Start of SUPPLIED MATERIAL

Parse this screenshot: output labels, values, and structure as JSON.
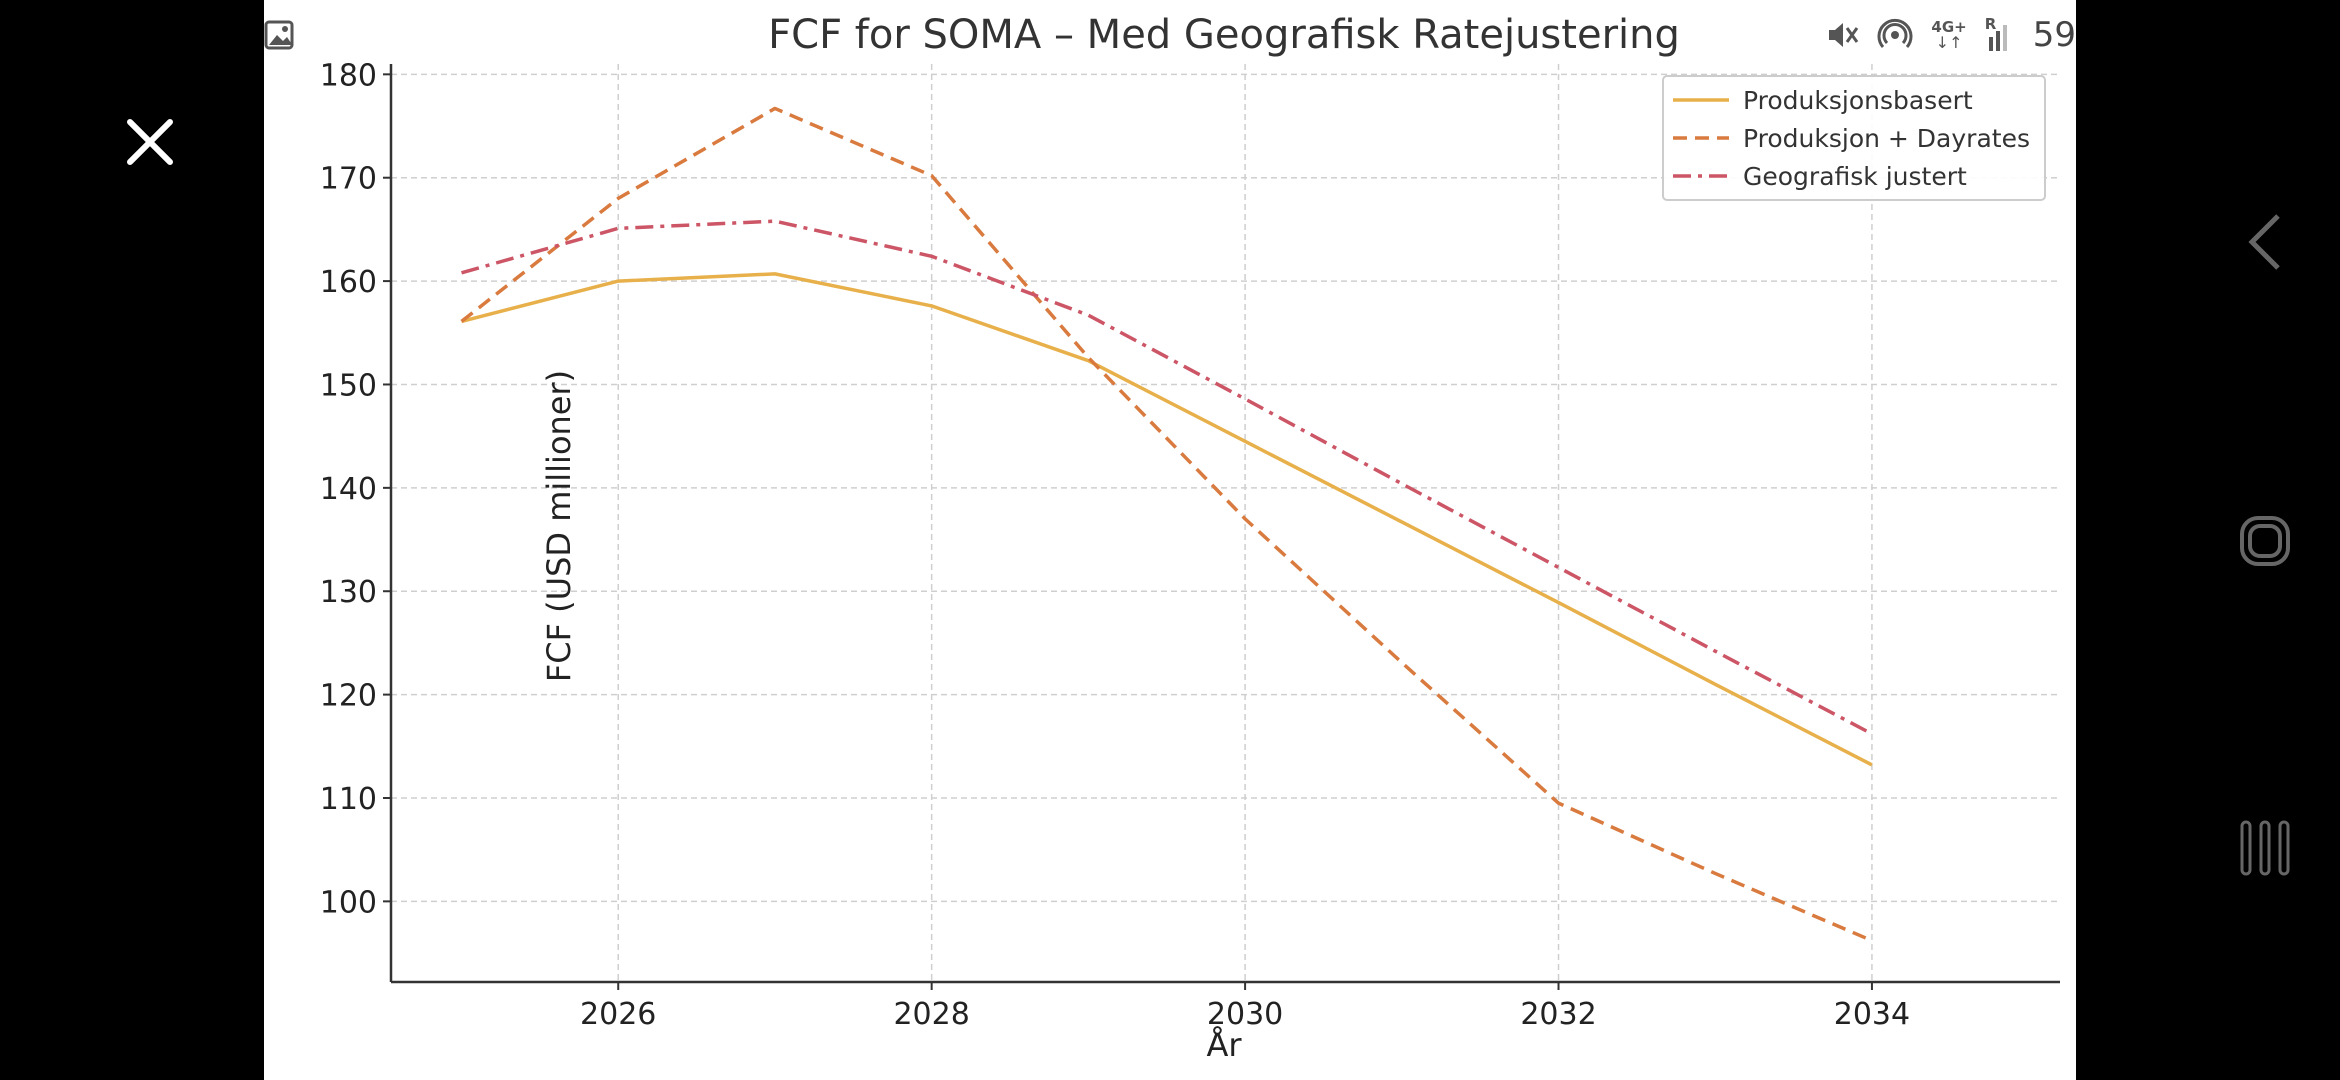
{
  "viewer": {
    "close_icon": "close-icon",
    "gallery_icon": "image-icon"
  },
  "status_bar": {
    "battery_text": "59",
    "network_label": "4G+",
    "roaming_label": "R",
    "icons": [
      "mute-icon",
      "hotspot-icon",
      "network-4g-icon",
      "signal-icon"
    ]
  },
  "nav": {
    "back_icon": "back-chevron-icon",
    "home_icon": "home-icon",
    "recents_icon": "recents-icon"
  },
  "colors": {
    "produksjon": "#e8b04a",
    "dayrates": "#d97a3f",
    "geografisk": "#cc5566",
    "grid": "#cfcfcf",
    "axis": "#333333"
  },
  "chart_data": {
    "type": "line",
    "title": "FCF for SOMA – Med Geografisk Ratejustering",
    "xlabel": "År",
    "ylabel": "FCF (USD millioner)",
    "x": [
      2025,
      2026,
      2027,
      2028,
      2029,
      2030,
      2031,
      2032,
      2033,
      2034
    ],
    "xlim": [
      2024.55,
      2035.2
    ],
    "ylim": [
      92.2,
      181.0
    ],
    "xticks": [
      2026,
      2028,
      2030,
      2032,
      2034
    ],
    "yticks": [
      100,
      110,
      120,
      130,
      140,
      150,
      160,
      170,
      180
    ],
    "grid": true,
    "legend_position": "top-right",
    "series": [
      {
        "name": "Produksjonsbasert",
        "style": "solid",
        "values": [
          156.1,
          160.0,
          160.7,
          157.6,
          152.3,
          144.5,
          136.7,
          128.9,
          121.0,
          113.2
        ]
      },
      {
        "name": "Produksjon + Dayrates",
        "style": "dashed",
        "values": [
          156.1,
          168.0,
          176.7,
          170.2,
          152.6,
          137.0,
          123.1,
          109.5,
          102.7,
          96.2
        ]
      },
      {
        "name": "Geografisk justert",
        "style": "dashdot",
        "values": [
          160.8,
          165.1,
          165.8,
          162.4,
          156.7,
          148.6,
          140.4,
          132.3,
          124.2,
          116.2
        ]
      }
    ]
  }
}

End of SUPPLIED MATERIAL

#### CHALLENGE
Without the pictures, retype the whole of the material above exactly.

#### SOLUTION TO THIS EXERCISE
Parse this screenshot: output labels, values, and structure as JSON.
{
  "viewer": {
    "close_icon": "close-icon",
    "gallery_icon": "image-icon"
  },
  "status_bar": {
    "battery_text": "59",
    "network_label": "4G+",
    "roaming_label": "R",
    "icons": [
      "mute-icon",
      "hotspot-icon",
      "network-4g-icon",
      "signal-icon"
    ]
  },
  "nav": {
    "back_icon": "back-chevron-icon",
    "home_icon": "home-icon",
    "recents_icon": "recents-icon"
  },
  "colors": {
    "produksjon": "#e8b04a",
    "dayrates": "#d97a3f",
    "geografisk": "#cc5566",
    "grid": "#cfcfcf",
    "axis": "#333333"
  },
  "chart_data": {
    "type": "line",
    "title": "FCF for SOMA – Med Geografisk Ratejustering",
    "xlabel": "År",
    "ylabel": "FCF (USD millioner)",
    "x": [
      2025,
      2026,
      2027,
      2028,
      2029,
      2030,
      2031,
      2032,
      2033,
      2034
    ],
    "xlim": [
      2024.55,
      2035.2
    ],
    "ylim": [
      92.2,
      181.0
    ],
    "xticks": [
      2026,
      2028,
      2030,
      2032,
      2034
    ],
    "yticks": [
      100,
      110,
      120,
      130,
      140,
      150,
      160,
      170,
      180
    ],
    "grid": true,
    "legend_position": "top-right",
    "series": [
      {
        "name": "Produksjonsbasert",
        "style": "solid",
        "values": [
          156.1,
          160.0,
          160.7,
          157.6,
          152.3,
          144.5,
          136.7,
          128.9,
          121.0,
          113.2
        ]
      },
      {
        "name": "Produksjon + Dayrates",
        "style": "dashed",
        "values": [
          156.1,
          168.0,
          176.7,
          170.2,
          152.6,
          137.0,
          123.1,
          109.5,
          102.7,
          96.2
        ]
      },
      {
        "name": "Geografisk justert",
        "style": "dashdot",
        "values": [
          160.8,
          165.1,
          165.8,
          162.4,
          156.7,
          148.6,
          140.4,
          132.3,
          124.2,
          116.2
        ]
      }
    ]
  }
}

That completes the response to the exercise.